* The exercise *
Copy out all lines of the records in which the word "Seed" appears.

* Provided entries *
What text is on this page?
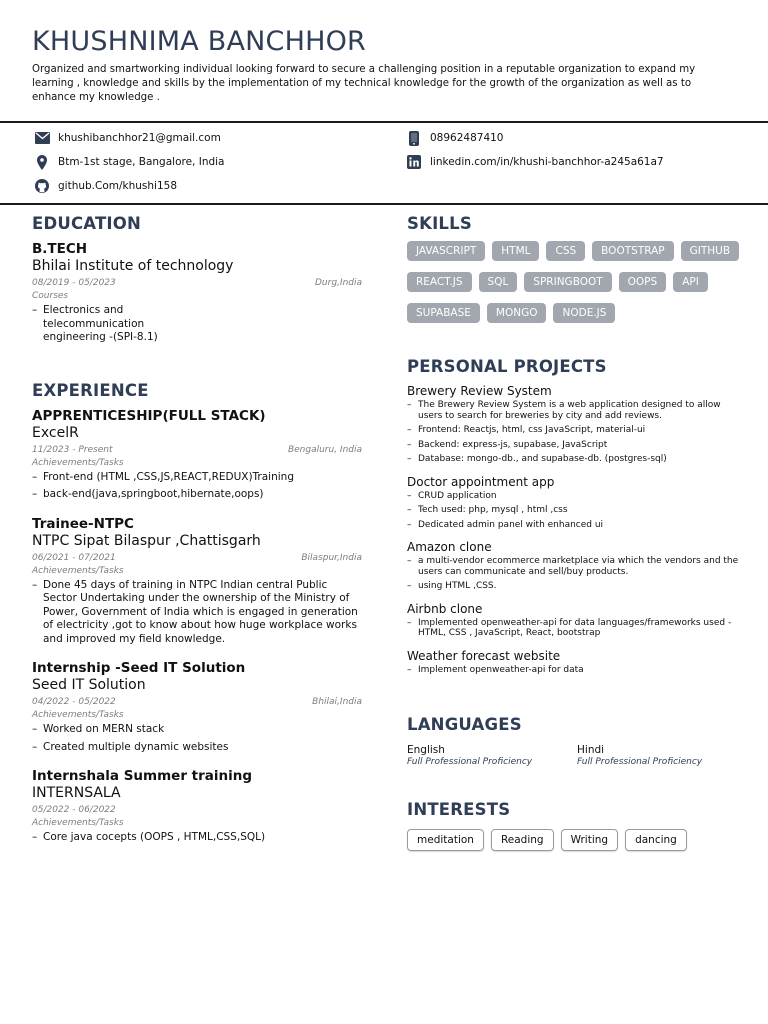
KHUSHNIMA BANCHHOR
Organized and smartworking individual looking forward to secure a challenging position in a reputable organization to expand my learning , knowledge and skills by the implementation of my technical knowledge for the growth of the organization as well as to enhance my knowledge .
khushibanchhor21@gmail.com	08962487410
Btm-1st stage, Bangalore, India	linkedin.com/in/khushi-banchhor-a245a61a7
github.Com/khushi158
EDUCATION
B.TECH
Bhilai Institute of technology
08/2019 - 05/2023	Durg,India
Courses
– Electronics and telecommunication engineering -(SPI-8.1)
EXPERIENCE
APPRENTICESHIP(FULL STACK)
ExcelR
11/2023 - Present	Bengaluru, India
Achievements/Tasks
– Front-end (HTML ,CSS,JS,REACT,REDUX)Training
– back-end(java,springboot,hibernate,oops)
Trainee-NTPC
NTPC Sipat Bilaspur ,Chattisgarh
06/2021 - 07/2021	Bilaspur,India
Achievements/Tasks
– Done 45 days of training in NTPC Indian central Public Sector Undertaking under the ownership of the Ministry of Power, Government of India which is engaged in generation of electricity ,got to know about how huge workplace works and improved my field knowledge.
Internship -Seed IT Solution
Seed IT Solution
04/2022 - 05/2022	Bhilai,India
Achievements/Tasks
– Worked on MERN stack
– Created multiple dynamic websites
Internshala Summer training
INTERNSALA
05/2022 - 06/2022
Achievements/Tasks
– Core java cocepts (OOPS , HTML,CSS,SQL)
SKILLS
JAVASCRIPT	HTML	CSS	BOOTSTRAP	GITHUB
REACT.JS	SQL	SPRINGBOOT	OOPS	API
SUPABASE	MONGO	NODE.JS
PERSONAL PROJECTS
Brewery Review System
– The Brewery Review System is a web application designed to allow users to search for breweries by city and add reviews.
– Frontend: Reactjs, html, css JavaScript, material-ui
– Backend: express-js, supabase, JavaScript
– Database: mongo-db., and supabase-db. (postgres-sql)
Doctor appointment app
– CRUD application
– Tech used: php, mysql , html ,css
– Dedicated admin panel with enhanced ui
Amazon clone
– a multi-vendor ecommerce marketplace via which the vendors and the users can communicate and sell/buy products.
– using HTML ,CSS.
Airbnb clone
– Implemented openweather-api for data languages/frameworks used - HTML, CSS , JavaScript, React, bootstrap
Weather forecast website
– Implement openweather-api for data
LANGUAGES
English
Full Professional Proficiency
Hindi
Full Professional Proficiency
INTERESTS
meditation	Reading	Writing	dancing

* Exercise solution *
Internship -Seed IT Solution
Seed IT Solution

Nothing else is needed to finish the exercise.